▶ [YOUR TASK]
Scan the lines below for the string "solt" and copy every one that has it.

====== DATA EXCERPTS ======

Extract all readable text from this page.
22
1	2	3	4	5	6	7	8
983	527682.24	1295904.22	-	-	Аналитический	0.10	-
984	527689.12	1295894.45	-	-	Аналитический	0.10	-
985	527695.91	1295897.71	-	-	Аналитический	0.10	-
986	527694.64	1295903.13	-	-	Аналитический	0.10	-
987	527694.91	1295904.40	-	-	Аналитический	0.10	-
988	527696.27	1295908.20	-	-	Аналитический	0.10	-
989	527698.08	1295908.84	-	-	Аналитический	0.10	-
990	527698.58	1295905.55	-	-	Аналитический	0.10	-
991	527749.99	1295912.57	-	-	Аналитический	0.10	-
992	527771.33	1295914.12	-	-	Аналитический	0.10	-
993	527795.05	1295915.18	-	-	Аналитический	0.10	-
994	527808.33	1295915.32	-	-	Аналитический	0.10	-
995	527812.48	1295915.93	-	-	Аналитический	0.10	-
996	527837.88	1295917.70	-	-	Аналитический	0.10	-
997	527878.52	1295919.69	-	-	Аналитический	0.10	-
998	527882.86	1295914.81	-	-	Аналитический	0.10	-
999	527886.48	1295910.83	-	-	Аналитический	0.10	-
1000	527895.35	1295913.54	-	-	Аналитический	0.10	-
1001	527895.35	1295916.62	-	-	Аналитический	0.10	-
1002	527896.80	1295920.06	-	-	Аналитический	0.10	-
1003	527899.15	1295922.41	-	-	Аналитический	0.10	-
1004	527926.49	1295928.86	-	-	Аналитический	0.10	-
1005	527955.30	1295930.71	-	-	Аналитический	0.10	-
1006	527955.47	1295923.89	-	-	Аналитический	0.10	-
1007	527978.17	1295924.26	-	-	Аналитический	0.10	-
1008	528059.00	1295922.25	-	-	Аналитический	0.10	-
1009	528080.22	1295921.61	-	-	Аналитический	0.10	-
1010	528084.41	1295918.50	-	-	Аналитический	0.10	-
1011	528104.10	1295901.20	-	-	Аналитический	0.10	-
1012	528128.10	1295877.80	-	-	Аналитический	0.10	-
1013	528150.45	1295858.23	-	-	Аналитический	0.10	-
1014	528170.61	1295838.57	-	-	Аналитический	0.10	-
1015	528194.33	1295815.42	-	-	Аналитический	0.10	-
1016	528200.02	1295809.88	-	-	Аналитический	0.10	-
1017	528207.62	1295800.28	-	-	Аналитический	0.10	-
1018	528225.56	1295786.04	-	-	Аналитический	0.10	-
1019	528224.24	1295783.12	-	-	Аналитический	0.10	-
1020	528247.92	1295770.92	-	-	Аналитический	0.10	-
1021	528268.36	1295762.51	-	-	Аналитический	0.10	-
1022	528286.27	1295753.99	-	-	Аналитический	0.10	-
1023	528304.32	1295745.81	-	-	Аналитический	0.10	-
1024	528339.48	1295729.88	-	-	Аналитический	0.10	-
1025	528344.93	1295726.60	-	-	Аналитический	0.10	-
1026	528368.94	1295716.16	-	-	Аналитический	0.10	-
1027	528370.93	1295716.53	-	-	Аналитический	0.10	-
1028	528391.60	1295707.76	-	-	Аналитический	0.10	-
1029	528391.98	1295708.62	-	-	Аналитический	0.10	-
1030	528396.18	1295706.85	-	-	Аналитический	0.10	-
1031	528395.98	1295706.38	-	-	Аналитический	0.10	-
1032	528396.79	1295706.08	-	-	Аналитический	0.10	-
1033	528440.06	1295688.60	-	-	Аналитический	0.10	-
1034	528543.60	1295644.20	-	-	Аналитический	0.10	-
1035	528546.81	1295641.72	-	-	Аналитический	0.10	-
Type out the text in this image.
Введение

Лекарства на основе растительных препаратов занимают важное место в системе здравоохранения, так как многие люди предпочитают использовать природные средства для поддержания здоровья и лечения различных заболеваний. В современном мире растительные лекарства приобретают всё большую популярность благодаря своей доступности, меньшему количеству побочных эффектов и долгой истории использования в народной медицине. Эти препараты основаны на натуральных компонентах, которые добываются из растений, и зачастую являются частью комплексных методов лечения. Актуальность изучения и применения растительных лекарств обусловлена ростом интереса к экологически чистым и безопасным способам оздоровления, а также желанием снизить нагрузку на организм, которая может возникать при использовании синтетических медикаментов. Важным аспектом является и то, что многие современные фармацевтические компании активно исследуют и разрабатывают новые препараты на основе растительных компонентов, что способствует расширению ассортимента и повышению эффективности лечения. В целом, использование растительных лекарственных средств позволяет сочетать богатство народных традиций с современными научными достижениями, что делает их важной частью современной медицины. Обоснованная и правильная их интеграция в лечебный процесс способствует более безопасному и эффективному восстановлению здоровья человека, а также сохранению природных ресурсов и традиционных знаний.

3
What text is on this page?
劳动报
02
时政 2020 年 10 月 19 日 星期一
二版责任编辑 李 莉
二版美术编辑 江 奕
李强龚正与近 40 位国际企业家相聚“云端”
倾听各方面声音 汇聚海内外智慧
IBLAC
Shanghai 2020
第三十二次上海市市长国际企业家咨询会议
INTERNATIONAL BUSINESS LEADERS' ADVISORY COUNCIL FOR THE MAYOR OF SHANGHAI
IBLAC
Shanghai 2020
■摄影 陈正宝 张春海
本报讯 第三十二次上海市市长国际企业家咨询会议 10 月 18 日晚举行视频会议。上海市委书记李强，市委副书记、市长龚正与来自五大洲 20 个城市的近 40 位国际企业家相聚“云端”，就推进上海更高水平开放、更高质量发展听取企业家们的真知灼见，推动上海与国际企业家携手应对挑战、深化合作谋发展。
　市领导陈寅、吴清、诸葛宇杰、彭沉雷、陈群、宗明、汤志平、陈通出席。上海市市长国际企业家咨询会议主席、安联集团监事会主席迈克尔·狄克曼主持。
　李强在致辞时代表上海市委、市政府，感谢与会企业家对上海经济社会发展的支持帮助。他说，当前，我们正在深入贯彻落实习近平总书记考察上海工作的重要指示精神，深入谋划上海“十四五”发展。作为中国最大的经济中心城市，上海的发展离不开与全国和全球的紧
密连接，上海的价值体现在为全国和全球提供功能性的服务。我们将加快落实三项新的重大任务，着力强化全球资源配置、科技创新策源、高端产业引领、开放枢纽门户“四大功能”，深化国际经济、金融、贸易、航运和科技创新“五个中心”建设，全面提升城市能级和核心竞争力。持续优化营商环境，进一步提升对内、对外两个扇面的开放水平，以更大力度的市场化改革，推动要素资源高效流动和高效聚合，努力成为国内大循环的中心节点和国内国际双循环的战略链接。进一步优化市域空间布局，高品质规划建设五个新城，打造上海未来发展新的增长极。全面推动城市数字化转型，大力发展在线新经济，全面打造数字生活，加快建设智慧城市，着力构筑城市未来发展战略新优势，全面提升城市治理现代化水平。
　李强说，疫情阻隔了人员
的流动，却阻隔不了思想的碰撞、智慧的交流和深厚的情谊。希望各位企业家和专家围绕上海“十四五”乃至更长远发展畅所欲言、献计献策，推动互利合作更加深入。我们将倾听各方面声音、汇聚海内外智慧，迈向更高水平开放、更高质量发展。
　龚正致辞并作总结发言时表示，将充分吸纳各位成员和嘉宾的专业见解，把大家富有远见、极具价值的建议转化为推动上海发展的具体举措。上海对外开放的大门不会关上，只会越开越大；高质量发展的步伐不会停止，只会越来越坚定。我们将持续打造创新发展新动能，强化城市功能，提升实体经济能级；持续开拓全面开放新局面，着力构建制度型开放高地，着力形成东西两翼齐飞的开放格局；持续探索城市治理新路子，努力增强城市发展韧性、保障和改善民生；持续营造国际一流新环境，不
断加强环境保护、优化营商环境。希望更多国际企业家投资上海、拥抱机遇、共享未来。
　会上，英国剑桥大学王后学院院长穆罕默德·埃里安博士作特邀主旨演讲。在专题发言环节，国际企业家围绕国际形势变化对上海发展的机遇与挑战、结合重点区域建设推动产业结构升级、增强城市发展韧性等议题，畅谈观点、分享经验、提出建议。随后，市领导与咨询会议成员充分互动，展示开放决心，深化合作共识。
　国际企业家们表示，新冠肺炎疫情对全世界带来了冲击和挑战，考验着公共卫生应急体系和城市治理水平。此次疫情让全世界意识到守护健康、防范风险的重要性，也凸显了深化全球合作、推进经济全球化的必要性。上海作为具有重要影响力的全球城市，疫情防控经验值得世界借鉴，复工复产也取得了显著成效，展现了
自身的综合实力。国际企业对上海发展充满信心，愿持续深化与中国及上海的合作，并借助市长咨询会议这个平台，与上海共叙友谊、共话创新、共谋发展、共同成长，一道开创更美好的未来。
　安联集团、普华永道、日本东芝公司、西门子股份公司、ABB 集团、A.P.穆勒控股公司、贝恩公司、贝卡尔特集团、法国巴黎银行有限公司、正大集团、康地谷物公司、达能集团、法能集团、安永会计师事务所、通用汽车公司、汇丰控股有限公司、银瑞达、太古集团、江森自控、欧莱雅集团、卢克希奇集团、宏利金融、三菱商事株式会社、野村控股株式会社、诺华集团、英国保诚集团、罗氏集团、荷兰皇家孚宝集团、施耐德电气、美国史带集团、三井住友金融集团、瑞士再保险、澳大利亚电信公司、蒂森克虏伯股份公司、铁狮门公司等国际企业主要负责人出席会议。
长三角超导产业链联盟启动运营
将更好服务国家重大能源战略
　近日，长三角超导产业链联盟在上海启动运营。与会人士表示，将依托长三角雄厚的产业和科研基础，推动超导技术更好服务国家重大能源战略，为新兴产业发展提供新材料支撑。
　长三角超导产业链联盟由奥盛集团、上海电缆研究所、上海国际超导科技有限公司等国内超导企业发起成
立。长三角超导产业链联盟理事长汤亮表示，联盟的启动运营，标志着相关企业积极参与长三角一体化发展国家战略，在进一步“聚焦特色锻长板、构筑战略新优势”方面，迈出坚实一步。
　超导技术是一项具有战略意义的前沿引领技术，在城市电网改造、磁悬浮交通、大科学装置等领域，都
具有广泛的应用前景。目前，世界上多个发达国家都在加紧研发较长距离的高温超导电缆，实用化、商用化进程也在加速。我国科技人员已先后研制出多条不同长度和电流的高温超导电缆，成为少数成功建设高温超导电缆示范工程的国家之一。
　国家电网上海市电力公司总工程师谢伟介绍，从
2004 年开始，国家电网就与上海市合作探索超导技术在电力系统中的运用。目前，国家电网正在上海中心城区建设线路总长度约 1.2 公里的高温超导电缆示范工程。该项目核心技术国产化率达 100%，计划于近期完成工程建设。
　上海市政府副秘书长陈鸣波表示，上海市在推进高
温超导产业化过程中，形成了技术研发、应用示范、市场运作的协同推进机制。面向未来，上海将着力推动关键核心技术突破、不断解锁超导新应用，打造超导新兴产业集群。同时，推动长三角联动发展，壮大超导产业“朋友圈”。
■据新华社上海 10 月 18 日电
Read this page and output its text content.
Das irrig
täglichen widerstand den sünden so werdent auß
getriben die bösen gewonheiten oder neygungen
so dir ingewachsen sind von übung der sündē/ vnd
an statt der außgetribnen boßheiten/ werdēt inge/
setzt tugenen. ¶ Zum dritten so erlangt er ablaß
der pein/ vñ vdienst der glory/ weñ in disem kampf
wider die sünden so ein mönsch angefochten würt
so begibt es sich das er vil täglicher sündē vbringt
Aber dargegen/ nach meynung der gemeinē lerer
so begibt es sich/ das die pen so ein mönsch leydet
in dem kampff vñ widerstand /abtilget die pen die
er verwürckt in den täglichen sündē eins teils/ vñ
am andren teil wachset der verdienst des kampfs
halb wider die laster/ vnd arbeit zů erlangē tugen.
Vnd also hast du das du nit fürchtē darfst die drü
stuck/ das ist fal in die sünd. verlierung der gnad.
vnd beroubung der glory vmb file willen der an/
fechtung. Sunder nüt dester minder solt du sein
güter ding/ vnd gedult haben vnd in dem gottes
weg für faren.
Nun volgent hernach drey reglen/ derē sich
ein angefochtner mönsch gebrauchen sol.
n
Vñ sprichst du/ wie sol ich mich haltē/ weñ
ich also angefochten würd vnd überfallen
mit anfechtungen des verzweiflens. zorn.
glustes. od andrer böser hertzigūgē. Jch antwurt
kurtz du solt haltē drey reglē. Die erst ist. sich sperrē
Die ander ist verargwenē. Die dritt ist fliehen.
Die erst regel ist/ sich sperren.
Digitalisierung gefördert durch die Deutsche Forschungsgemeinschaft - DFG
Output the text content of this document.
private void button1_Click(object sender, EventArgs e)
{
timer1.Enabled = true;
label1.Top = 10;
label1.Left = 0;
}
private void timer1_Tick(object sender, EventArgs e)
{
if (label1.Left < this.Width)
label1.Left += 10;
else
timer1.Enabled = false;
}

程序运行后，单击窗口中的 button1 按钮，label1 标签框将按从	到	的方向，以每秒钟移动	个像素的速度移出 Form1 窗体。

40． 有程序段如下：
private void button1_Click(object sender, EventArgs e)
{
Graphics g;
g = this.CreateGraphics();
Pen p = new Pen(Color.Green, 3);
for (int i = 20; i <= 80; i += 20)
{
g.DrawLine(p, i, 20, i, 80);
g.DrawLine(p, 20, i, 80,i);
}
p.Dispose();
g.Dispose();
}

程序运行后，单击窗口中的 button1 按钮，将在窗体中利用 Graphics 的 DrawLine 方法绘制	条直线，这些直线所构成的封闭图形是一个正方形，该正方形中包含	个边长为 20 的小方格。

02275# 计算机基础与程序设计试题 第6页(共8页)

======

▶ [ANSWER]
fechtung. Sunder nüt dester minder solt du sein
kurtz du solt haltē drey reglē. Die erst ist. sich sperrē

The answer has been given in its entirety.